● EXERCISE
Return a copy of each line that holds the string "Deku".

╔══

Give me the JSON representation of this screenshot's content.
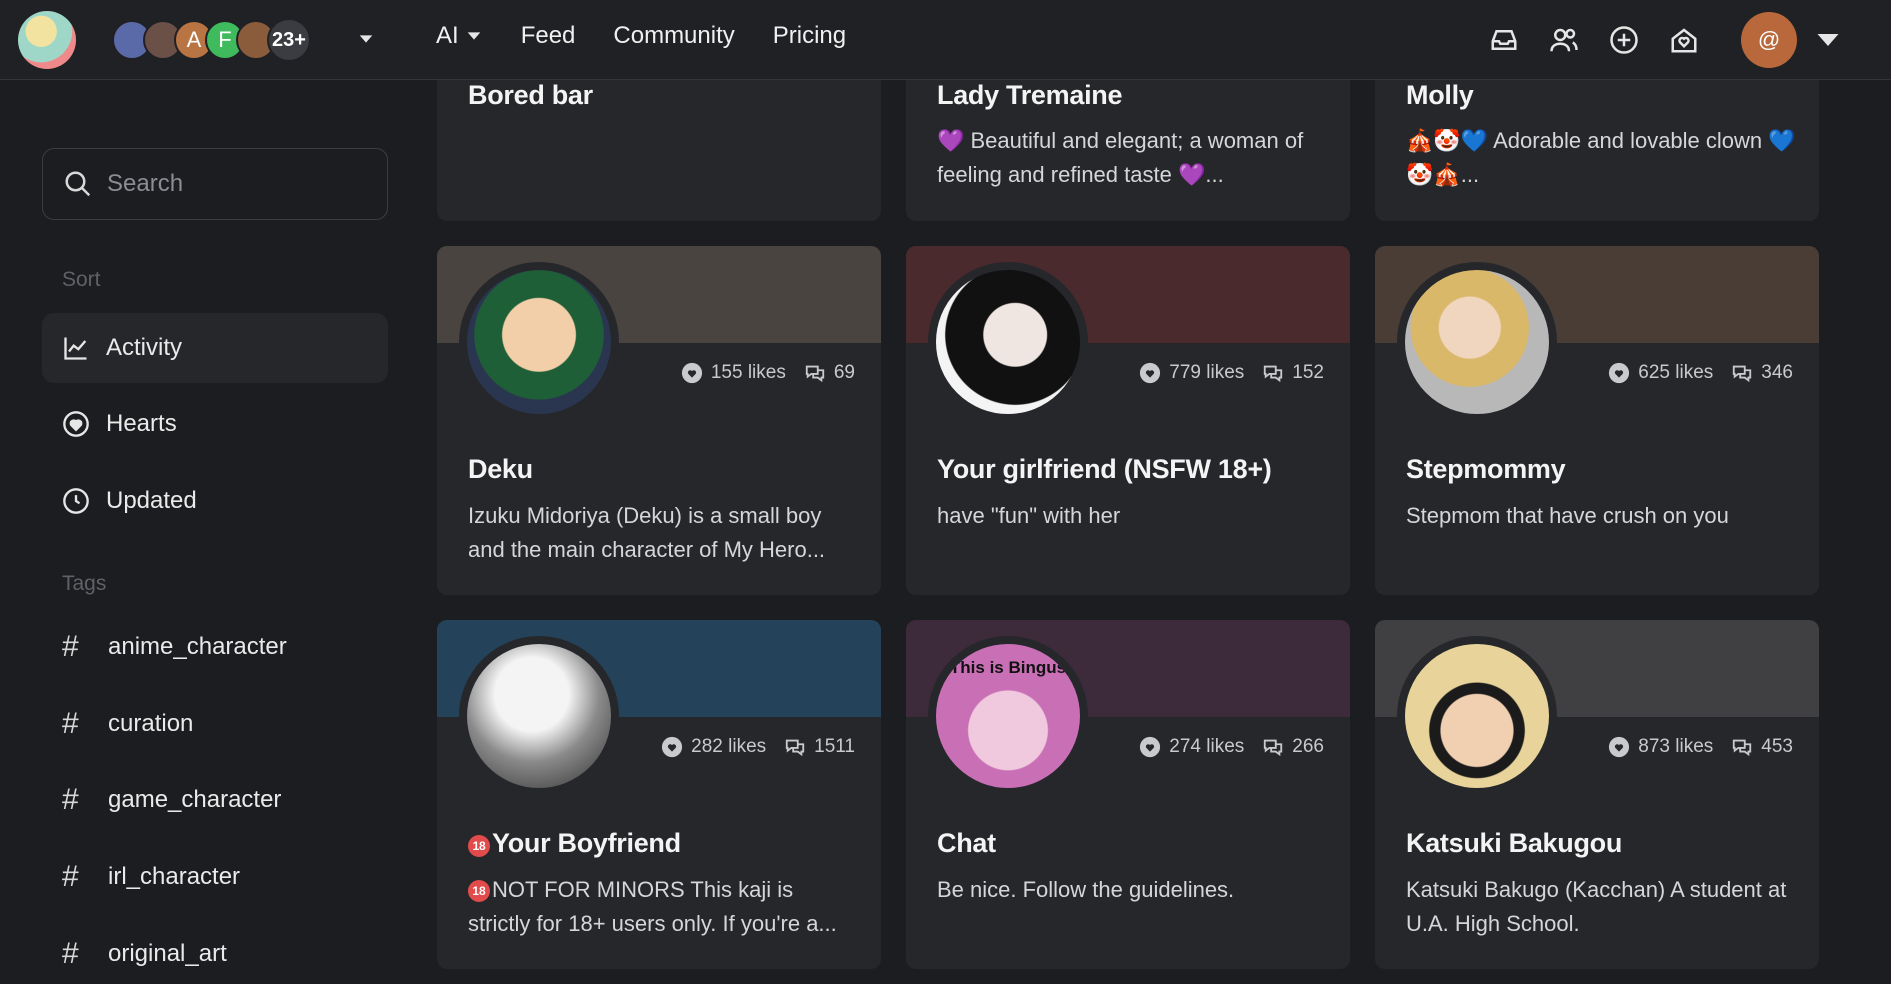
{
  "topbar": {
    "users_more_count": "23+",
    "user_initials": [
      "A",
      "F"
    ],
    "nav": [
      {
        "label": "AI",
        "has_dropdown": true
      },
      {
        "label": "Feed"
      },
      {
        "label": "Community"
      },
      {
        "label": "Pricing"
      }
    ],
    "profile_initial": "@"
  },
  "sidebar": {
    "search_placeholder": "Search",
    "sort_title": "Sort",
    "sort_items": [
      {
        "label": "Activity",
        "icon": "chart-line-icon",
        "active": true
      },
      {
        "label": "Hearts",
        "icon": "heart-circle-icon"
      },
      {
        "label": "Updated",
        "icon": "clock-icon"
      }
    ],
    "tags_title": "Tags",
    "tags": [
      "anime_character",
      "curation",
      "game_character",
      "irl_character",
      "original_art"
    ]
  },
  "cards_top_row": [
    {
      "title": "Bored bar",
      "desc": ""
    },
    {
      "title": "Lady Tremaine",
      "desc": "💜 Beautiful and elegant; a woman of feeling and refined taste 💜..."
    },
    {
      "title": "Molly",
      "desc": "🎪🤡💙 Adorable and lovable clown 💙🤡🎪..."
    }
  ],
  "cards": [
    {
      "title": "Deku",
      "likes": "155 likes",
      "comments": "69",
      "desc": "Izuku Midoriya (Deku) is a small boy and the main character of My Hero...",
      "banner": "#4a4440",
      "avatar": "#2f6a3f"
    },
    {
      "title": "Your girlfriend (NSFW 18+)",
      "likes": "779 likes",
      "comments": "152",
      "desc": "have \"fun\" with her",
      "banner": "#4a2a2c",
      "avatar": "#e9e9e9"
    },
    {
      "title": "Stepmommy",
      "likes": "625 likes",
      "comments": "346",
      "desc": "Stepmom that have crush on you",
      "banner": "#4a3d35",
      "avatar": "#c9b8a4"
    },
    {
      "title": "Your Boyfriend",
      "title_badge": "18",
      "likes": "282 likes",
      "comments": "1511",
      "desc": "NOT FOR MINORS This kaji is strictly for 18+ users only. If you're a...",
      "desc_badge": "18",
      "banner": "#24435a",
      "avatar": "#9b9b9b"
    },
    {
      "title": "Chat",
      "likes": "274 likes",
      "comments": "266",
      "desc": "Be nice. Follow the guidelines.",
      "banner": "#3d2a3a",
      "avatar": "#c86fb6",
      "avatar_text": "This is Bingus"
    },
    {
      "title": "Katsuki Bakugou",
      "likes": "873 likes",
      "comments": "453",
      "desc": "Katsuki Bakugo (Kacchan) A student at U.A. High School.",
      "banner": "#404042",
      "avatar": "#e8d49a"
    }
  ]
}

╚══
╔══

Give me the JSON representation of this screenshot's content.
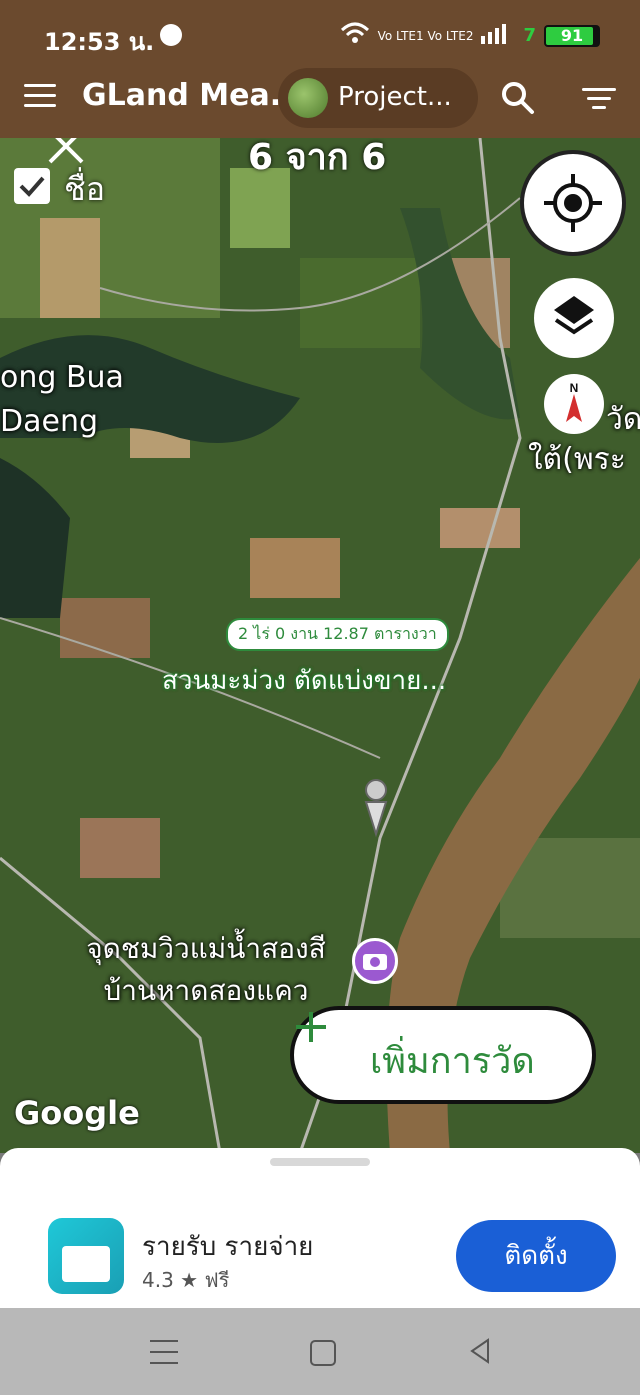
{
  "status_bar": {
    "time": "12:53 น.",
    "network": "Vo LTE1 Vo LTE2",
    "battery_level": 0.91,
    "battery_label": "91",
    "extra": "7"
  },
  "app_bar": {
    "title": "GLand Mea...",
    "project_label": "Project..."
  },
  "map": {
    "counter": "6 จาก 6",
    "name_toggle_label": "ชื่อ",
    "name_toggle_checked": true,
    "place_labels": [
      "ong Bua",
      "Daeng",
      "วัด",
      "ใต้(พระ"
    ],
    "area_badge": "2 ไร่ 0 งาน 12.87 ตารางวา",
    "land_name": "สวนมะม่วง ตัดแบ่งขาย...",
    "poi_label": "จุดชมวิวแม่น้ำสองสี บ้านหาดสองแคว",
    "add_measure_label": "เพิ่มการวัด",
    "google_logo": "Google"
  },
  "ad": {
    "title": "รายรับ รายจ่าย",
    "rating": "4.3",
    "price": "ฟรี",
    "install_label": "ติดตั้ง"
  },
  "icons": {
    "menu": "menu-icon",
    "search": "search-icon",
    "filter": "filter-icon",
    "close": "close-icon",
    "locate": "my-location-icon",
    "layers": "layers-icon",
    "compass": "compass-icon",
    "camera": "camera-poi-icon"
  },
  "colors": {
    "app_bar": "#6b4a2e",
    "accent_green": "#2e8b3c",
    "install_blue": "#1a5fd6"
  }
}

╚══

● EXERCISE SOLUTION
      "title": "Deku",
      "desc": "Izuku Midoriya (Deku) is a small boy and the main character of My Hero...",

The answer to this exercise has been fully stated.